Figure contents as structured data
## begin

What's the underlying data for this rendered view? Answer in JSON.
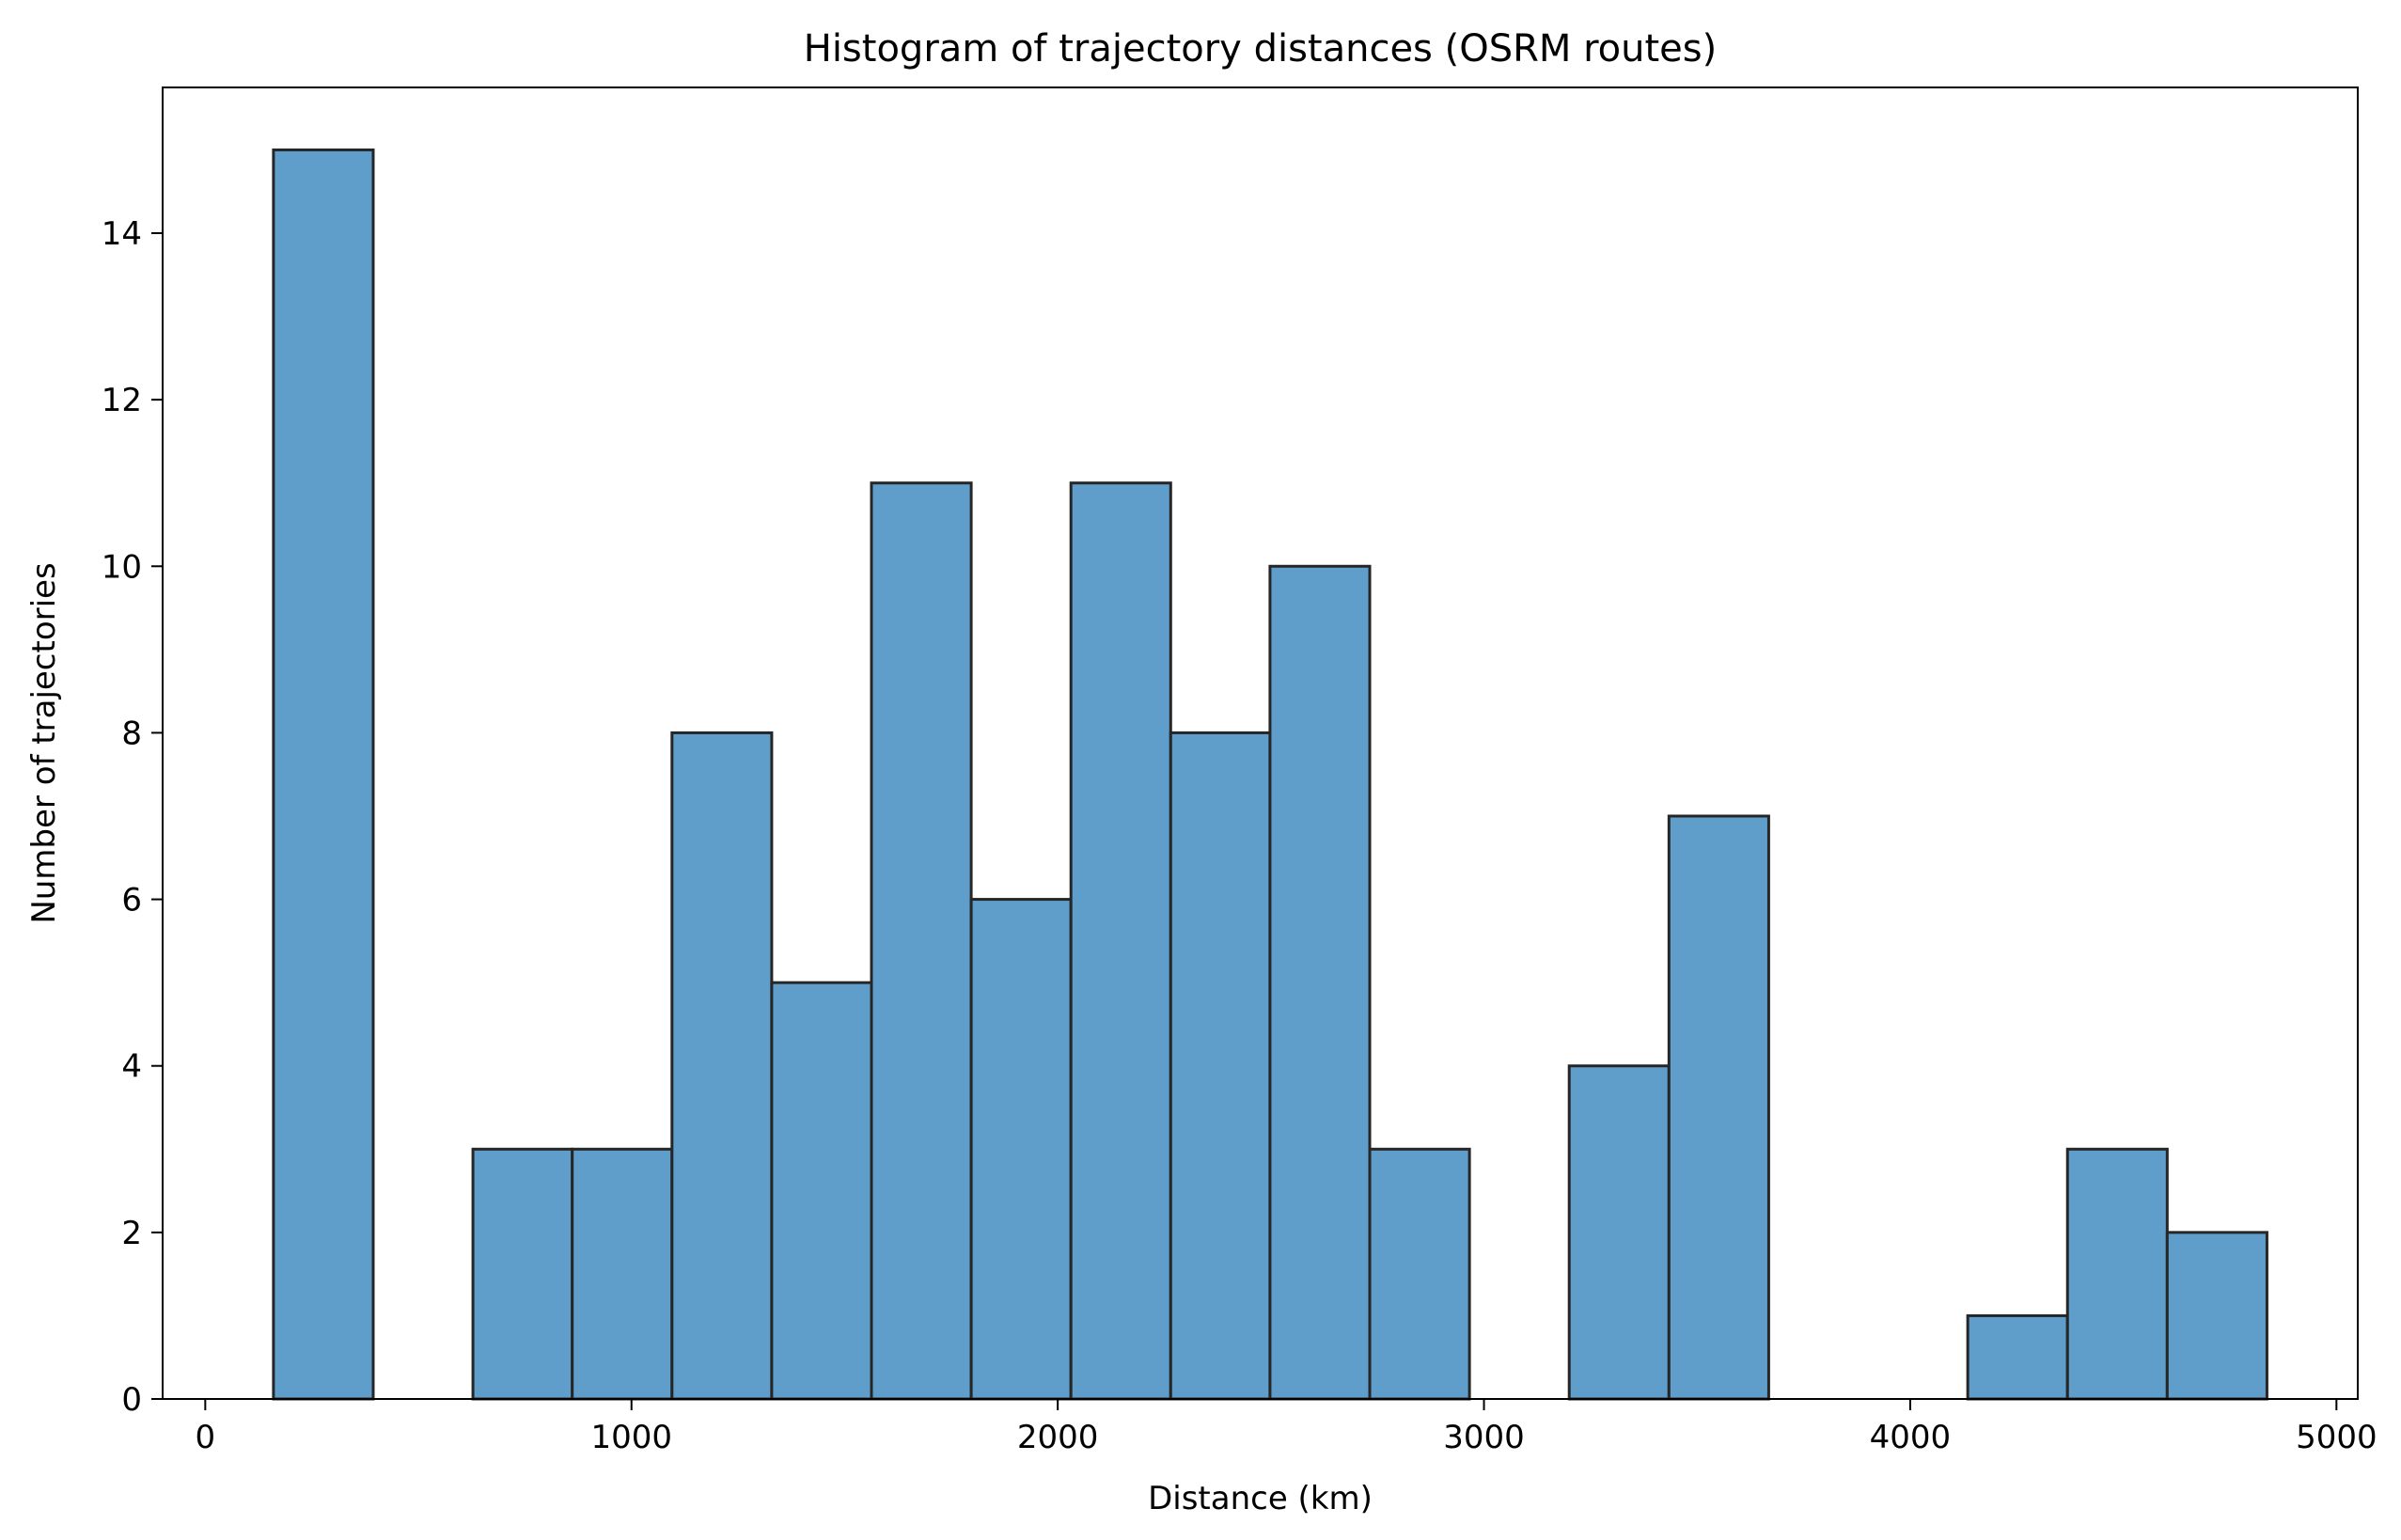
{
  "chart_data": {
    "type": "bar",
    "title": "Histogram of trajectory distances (OSRM routes)",
    "xlabel": "Distance (km)",
    "ylabel": "Number of trajectories",
    "xlim": [
      -100,
      5050
    ],
    "ylim": [
      0,
      15.75
    ],
    "x_ticks": [
      0,
      1000,
      2000,
      3000,
      4000,
      5000
    ],
    "y_ticks": [
      0,
      2,
      4,
      6,
      8,
      10,
      12,
      14
    ],
    "bin_edges": [
      160,
      394,
      628,
      861,
      1095,
      1329,
      1563,
      1797,
      2031,
      2265,
      2498,
      2732,
      2966,
      3200,
      3434,
      3668,
      3902,
      4135,
      4369,
      4603,
      4837
    ],
    "values": [
      15,
      0,
      3,
      3,
      8,
      5,
      11,
      6,
      11,
      8,
      10,
      3,
      0,
      4,
      7,
      0,
      0,
      1,
      3,
      2
    ],
    "bar_color": "#5f9ecb",
    "edge_color": "#262626",
    "grid": false,
    "legend": "none"
  }
}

## end

Copy all the entries word for word. Omit any pictures.

◆ WRITTEN ANSWER
What's the underlying data for this rendered view? Answer in JSON.
{
  "chart_data": {
    "type": "bar",
    "title": "Histogram of trajectory distances (OSRM routes)",
    "xlabel": "Distance (km)",
    "ylabel": "Number of trajectories",
    "xlim": [
      -100,
      5050
    ],
    "ylim": [
      0,
      15.75
    ],
    "x_ticks": [
      0,
      1000,
      2000,
      3000,
      4000,
      5000
    ],
    "y_ticks": [
      0,
      2,
      4,
      6,
      8,
      10,
      12,
      14
    ],
    "bin_edges": [
      160,
      394,
      628,
      861,
      1095,
      1329,
      1563,
      1797,
      2031,
      2265,
      2498,
      2732,
      2966,
      3200,
      3434,
      3668,
      3902,
      4135,
      4369,
      4603,
      4837
    ],
    "values": [
      15,
      0,
      3,
      3,
      8,
      5,
      11,
      6,
      11,
      8,
      10,
      3,
      0,
      4,
      7,
      0,
      0,
      1,
      3,
      2
    ],
    "bar_color": "#5f9ecb",
    "edge_color": "#262626",
    "grid": false,
    "legend": "none"
  }
}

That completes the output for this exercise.